• [WHAT NEEDS TO BE DONE]
Return all of the entries exactly, with nothing added or left out.
* START INPUT ROWS *
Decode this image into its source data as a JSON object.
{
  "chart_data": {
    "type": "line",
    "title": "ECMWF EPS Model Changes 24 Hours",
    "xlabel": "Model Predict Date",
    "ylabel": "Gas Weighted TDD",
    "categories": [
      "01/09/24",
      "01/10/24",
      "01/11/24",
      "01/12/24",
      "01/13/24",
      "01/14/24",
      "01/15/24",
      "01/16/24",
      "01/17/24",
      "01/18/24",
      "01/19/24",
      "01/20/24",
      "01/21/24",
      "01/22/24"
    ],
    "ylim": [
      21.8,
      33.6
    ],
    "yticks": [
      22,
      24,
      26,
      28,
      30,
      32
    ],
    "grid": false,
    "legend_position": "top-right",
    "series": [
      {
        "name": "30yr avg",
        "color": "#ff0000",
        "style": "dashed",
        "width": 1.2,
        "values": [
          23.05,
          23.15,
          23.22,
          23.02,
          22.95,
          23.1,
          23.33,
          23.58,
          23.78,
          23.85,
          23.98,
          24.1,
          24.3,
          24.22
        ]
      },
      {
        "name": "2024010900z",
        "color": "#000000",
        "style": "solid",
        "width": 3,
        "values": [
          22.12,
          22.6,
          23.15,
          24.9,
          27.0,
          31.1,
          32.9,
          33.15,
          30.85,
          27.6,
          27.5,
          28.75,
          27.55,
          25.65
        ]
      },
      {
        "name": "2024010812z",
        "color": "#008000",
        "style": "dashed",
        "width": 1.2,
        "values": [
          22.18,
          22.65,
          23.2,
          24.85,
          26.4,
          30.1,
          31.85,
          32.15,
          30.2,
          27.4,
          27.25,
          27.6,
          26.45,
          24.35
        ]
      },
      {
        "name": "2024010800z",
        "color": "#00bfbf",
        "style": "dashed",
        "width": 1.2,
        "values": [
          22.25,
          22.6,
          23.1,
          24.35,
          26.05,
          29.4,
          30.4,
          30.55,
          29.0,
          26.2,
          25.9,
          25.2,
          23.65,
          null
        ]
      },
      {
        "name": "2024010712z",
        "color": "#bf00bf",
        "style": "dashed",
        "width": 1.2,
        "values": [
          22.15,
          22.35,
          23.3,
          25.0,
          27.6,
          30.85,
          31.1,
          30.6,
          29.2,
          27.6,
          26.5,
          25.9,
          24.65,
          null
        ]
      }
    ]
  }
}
* END INPUT ROWS *
• [TASK OUTPUT]
Decode this image into its source data as a JSON object.
{
  "chart_data": {
    "type": "line",
    "title": "ECMWF EPS Model Changes 24 Hours",
    "xlabel": "Model Predict Date",
    "ylabel": "Gas Weighted TDD",
    "categories": [
      "01/09/24",
      "01/10/24",
      "01/11/24",
      "01/12/24",
      "01/13/24",
      "01/14/24",
      "01/15/24",
      "01/16/24",
      "01/17/24",
      "01/18/24",
      "01/19/24",
      "01/20/24",
      "01/21/24",
      "01/22/24"
    ],
    "ylim": [
      21.8,
      33.6
    ],
    "yticks": [
      22,
      24,
      26,
      28,
      30,
      32
    ],
    "grid": false,
    "legend_position": "top-right",
    "series": [
      {
        "name": "30yr avg",
        "color": "#ff0000",
        "style": "dashed",
        "width": 1.2,
        "values": [
          23.05,
          23.15,
          23.22,
          23.02,
          22.95,
          23.1,
          23.33,
          23.58,
          23.78,
          23.85,
          23.98,
          24.1,
          24.3,
          24.22
        ]
      },
      {
        "name": "2024010900z",
        "color": "#000000",
        "style": "solid",
        "width": 3,
        "values": [
          22.12,
          22.6,
          23.15,
          24.9,
          27.0,
          31.1,
          32.9,
          33.15,
          30.85,
          27.6,
          27.5,
          28.75,
          27.55,
          25.65
        ]
      },
      {
        "name": "2024010812z",
        "color": "#008000",
        "style": "dashed",
        "width": 1.2,
        "values": [
          22.18,
          22.65,
          23.2,
          24.85,
          26.4,
          30.1,
          31.85,
          32.15,
          30.2,
          27.4,
          27.25,
          27.6,
          26.45,
          24.35
        ]
      },
      {
        "name": "2024010800z",
        "color": "#00bfbf",
        "style": "dashed",
        "width": 1.2,
        "values": [
          22.25,
          22.6,
          23.1,
          24.35,
          26.05,
          29.4,
          30.4,
          30.55,
          29.0,
          26.2,
          25.9,
          25.2,
          23.65,
          null
        ]
      },
      {
        "name": "2024010712z",
        "color": "#bf00bf",
        "style": "dashed",
        "width": 1.2,
        "values": [
          22.15,
          22.35,
          23.3,
          25.0,
          27.6,
          30.85,
          31.1,
          30.6,
          29.2,
          27.6,
          26.5,
          25.9,
          24.65,
          null
        ]
      }
    ]
  }
}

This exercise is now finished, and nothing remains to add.